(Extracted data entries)
* Begin *
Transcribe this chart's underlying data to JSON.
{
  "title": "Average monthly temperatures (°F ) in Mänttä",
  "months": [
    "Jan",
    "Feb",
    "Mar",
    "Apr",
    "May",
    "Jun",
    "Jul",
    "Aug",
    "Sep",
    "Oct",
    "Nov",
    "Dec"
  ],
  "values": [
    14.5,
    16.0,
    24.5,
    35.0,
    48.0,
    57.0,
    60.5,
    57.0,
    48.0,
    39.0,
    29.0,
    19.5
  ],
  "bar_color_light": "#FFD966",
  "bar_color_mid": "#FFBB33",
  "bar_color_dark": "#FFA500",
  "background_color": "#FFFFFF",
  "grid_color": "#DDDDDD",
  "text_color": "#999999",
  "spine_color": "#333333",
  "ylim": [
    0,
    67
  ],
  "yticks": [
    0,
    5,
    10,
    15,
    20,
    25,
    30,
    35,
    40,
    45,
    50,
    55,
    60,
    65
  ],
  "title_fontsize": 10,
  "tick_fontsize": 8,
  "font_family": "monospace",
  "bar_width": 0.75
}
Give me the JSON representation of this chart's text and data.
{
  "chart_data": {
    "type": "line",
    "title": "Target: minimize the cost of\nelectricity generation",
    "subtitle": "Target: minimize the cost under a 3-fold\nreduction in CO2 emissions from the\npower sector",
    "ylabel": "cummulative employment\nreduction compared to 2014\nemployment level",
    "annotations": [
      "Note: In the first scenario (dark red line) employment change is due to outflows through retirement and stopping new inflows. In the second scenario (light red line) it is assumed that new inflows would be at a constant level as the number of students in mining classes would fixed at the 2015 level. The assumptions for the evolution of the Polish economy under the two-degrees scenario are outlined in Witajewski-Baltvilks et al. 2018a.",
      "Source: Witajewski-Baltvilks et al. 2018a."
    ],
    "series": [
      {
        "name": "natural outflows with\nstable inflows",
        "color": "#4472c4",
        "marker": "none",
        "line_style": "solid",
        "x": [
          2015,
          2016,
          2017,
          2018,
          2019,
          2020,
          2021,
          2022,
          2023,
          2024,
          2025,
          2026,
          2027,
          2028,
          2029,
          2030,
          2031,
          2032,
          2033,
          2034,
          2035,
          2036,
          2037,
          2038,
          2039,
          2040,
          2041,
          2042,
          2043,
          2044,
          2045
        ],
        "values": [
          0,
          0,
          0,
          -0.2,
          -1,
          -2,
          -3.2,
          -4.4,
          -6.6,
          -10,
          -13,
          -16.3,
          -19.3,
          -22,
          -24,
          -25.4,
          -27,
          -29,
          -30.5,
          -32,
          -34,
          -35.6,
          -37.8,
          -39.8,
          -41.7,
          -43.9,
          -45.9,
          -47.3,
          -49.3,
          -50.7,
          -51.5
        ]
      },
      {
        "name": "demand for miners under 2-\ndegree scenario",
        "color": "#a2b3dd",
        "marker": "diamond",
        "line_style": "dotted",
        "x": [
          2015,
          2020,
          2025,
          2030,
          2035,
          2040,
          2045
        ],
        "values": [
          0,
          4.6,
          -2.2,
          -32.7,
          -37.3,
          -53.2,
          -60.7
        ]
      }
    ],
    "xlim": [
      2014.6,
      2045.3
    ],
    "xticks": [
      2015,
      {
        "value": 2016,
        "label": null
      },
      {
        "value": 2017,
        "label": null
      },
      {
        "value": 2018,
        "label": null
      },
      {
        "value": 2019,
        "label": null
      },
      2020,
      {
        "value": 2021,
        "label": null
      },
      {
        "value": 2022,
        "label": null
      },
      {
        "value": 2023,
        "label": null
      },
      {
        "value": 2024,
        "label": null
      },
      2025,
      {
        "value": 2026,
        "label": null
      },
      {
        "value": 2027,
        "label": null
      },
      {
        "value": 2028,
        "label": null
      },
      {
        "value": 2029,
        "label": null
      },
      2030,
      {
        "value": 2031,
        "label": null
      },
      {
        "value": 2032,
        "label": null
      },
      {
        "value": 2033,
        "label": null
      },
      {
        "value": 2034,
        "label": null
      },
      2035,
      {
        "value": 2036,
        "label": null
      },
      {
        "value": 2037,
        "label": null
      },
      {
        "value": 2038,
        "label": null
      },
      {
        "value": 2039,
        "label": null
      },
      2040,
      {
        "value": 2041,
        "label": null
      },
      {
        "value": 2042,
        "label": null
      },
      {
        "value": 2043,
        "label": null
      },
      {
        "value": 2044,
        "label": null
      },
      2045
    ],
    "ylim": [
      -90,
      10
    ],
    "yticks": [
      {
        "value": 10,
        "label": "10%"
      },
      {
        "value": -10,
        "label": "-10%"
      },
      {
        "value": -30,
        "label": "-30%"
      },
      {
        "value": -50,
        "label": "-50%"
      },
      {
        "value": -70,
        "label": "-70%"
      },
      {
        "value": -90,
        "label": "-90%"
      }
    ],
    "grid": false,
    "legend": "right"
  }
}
* End *
[What to do]: Find the word "nreduction" in the data and copy out each line where it turns up.

[Finished task]:
    "subtitle": "Target: minimize the cost under a 3-fold\nreduction in CO2 emissions from the\npower sector",
    "ylabel": "cummulative employment\nreduction compared to 2014\nemployment level",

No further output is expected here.